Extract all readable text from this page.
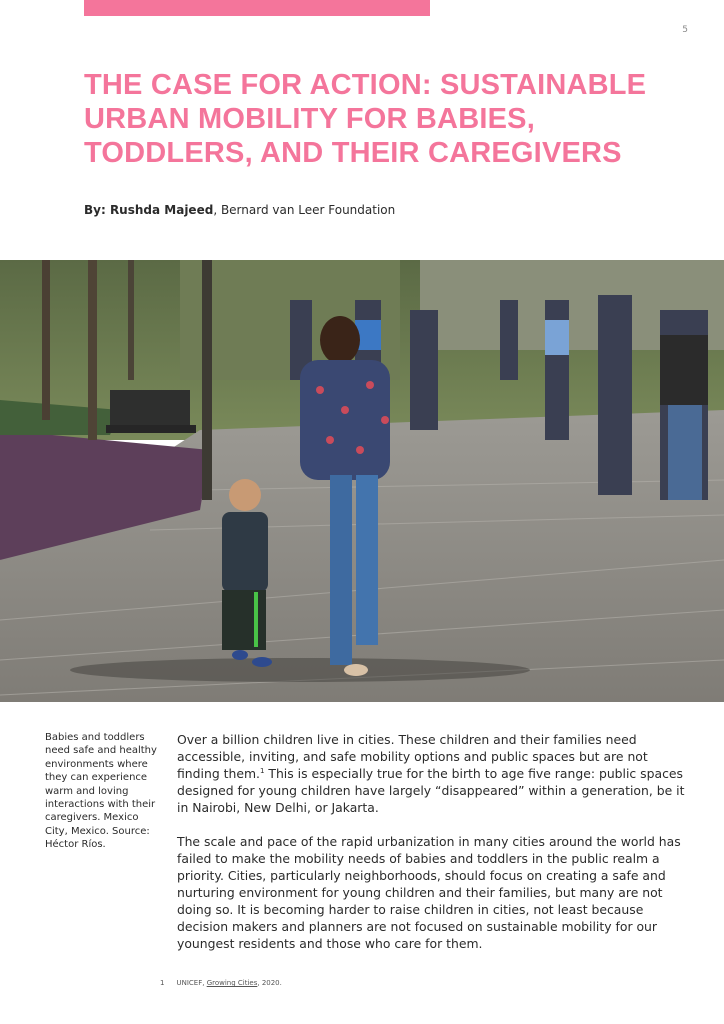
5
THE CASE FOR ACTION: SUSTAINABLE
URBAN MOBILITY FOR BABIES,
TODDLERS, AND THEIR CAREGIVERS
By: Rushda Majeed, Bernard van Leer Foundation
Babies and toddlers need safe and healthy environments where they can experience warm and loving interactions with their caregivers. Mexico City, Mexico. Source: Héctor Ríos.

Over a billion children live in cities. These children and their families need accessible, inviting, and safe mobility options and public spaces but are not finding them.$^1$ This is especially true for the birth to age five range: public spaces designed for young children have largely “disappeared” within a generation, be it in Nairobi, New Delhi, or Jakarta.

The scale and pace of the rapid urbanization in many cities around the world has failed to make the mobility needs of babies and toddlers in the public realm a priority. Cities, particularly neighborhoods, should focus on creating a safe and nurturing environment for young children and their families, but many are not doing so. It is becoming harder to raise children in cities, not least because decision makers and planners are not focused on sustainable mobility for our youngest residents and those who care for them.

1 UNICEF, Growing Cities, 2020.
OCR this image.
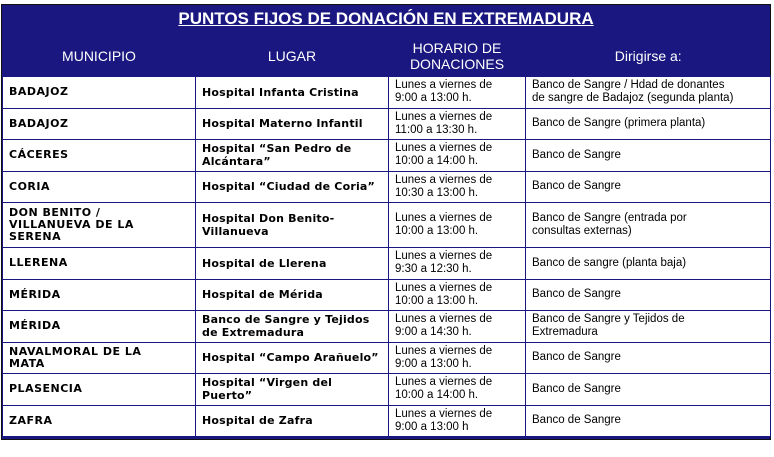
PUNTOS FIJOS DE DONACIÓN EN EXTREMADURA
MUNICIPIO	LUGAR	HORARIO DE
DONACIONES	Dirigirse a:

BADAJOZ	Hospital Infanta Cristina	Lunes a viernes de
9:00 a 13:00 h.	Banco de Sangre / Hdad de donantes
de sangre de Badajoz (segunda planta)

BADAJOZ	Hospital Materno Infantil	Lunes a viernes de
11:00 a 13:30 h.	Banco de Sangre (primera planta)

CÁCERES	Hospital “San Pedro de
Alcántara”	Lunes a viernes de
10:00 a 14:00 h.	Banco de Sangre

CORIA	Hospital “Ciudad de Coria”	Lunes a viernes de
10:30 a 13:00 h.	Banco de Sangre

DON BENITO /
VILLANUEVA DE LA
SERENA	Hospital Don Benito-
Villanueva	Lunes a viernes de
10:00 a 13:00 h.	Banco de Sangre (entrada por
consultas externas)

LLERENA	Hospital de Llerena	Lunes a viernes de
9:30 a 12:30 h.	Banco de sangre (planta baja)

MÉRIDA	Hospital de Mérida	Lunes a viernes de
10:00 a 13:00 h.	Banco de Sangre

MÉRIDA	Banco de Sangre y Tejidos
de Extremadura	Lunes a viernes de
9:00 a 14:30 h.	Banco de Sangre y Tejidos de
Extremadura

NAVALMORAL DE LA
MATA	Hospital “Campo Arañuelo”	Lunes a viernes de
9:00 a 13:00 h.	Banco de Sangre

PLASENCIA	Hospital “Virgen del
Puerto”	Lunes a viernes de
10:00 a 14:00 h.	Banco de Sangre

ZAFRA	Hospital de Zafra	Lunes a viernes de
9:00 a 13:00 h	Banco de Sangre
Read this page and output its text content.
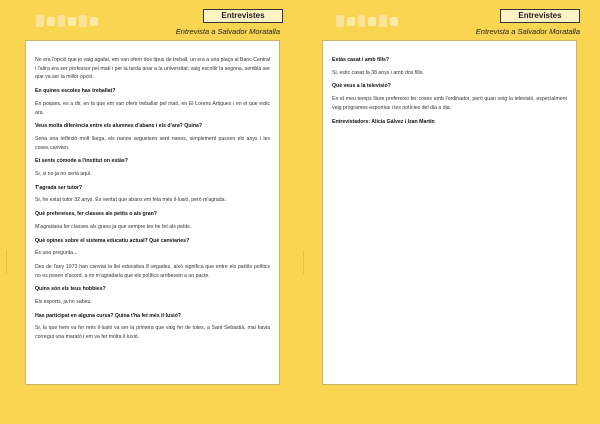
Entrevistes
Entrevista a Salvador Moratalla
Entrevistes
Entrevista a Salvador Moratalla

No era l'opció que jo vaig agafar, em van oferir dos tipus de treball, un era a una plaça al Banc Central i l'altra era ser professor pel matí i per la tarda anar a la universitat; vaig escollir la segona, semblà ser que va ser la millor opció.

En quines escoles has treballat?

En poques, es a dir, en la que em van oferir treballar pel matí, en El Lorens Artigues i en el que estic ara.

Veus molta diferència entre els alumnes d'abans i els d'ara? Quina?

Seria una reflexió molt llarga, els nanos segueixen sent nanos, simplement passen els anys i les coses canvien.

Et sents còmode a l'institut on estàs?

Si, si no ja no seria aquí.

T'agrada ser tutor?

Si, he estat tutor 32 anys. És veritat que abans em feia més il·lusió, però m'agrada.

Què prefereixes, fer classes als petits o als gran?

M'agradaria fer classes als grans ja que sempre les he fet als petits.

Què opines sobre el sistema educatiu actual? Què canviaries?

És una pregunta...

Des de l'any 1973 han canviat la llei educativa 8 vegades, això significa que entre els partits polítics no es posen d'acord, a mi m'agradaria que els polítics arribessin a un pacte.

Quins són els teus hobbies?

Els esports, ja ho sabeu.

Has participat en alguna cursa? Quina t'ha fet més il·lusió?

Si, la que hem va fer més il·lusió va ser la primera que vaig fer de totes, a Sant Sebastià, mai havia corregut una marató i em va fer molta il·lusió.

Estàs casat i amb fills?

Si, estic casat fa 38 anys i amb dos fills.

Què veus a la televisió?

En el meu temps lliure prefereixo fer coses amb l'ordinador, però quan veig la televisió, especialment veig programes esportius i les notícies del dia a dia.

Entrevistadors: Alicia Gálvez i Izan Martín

• _Written instruction_: Without the pictures, restate each entry exactly.

• _Final answer_:
Extract all readable text from this page.
5
THE CASE FOR ACTION: SUSTAINABLE
URBAN MOBILITY FOR BABIES,
TODDLERS, AND THEIR CAREGIVERS
By: Rushda Majeed, Bernard van Leer Foundation
Babies and toddlers need safe and healthy environments where they can experience warm and loving interactions with their caregivers. Mexico City, Mexico. Source: Héctor Ríos.

Over a billion children live in cities. These children and their families need accessible, inviting, and safe mobility options and public spaces but are not finding them.$^1$ This is especially true for the birth to age five range: public spaces designed for young children have largely “disappeared” within a generation, be it in Nairobi, New Delhi, or Jakarta.

The scale and pace of the rapid urbanization in many cities around the world has failed to make the mobility needs of babies and toddlers in the public realm a priority. Cities, particularly neighborhoods, should focus on creating a safe and nurturing environment for young children and their families, but many are not doing so. It is becoming harder to raise children in cities, not least because decision makers and planners are not focused on sustainable mobility for our youngest residents and those who care for them.

1 UNICEF, Growing Cities, 2020.
OCR this image.
PUNTOS FIJOS DE DONACIÓN EN EXTREMADURA
MUNICIPIO	LUGAR	HORARIO DE
DONACIONES	Dirigirse a:

BADAJOZ	Hospital Infanta Cristina	Lunes a viernes de
9:00 a 13:00 h.	Banco de Sangre / Hdad de donantes
de sangre de Badajoz (segunda planta)

BADAJOZ	Hospital Materno Infantil	Lunes a viernes de
11:00 a 13:30 h.	Banco de Sangre (primera planta)

CÁCERES	Hospital “San Pedro de
Alcántara”	Lunes a viernes de
10:00 a 14:00 h.	Banco de Sangre

CORIA	Hospital “Ciudad de Coria”	Lunes a viernes de
10:30 a 13:00 h.	Banco de Sangre

DON BENITO /
VILLANUEVA DE LA
SERENA	Hospital Don Benito-
Villanueva	Lunes a viernes de
10:00 a 13:00 h.	Banco de Sangre (entrada por
consultas externas)

LLERENA	Hospital de Llerena	Lunes a viernes de
9:30 a 12:30 h.	Banco de sangre (planta baja)

MÉRIDA	Hospital de Mérida	Lunes a viernes de
10:00 a 13:00 h.	Banco de Sangre

MÉRIDA	Banco de Sangre y Tejidos
de Extremadura	Lunes a viernes de
9:00 a 14:30 h.	Banco de Sangre y Tejidos de
Extremadura

NAVALMORAL DE LA
MATA	Hospital “Campo Arañuelo”	Lunes a viernes de
9:00 a 13:00 h.	Banco de Sangre

PLASENCIA	Hospital “Virgen del
Puerto”	Lunes a viernes de
10:00 a 14:00 h.	Banco de Sangre

ZAFRA	Hospital de Zafra	Lunes a viernes de
9:00 a 13:00 h	Banco de Sangre
Read this page and output its text content.
Entrevistes
Entrevista a Salvador Moratalla
Entrevistes
Entrevista a Salvador Moratalla

No era l'opció que jo vaig agafar, em van oferir dos tipus de treball, un era a una plaça al Banc Central i l'altra era ser professor pel matí i per la tarda anar a la universitat; vaig escollir la segona, semblà ser que va ser la millor opció.

En quines escoles has treballat?

En poques, es a dir, en la que em van oferir treballar pel matí, en El Lorens Artigues i en el que estic ara.

Veus molta diferència entre els alumnes d'abans i els d'ara? Quina?

Seria una reflexió molt llarga, els nanos segueixen sent nanos, simplement passen els anys i les coses canvien.

Et sents còmode a l'institut on estàs?

Si, si no ja no seria aquí.

T'agrada ser tutor?

Si, he estat tutor 32 anys. És veritat que abans em feia més il·lusió, però m'agrada.

Què prefereixes, fer classes als petits o als gran?

M'agradaria fer classes als grans ja que sempre les he fet als petits.

Què opines sobre el sistema educatiu actual? Què canviaries?

És una pregunta...

Des de l'any 1973 han canviat la llei educativa 8 vegades, això significa que entre els partits polítics no es posen d'acord, a mi m'agradaria que els polítics arribessin a un pacte.

Quins són els teus hobbies?

Els esports, ja ho sabeu.

Has participat en alguna cursa? Quina t'ha fet més il·lusió?

Si, la que hem va fer més il·lusió va ser la primera que vaig fer de totes, a Sant Sebastià, mai havia corregut una marató i em va fer molta il·lusió.

Estàs casat i amb fills?

Si, estic casat fa 38 anys i amb dos fills.

Què veus a la televisió?

En el meu temps lliure prefereixo fer coses amb l'ordinador, però quan veig la televisió, especialment veig programes esportius i les notícies del dia a dia.

Entrevistadors: Alicia Gálvez i Izan Martín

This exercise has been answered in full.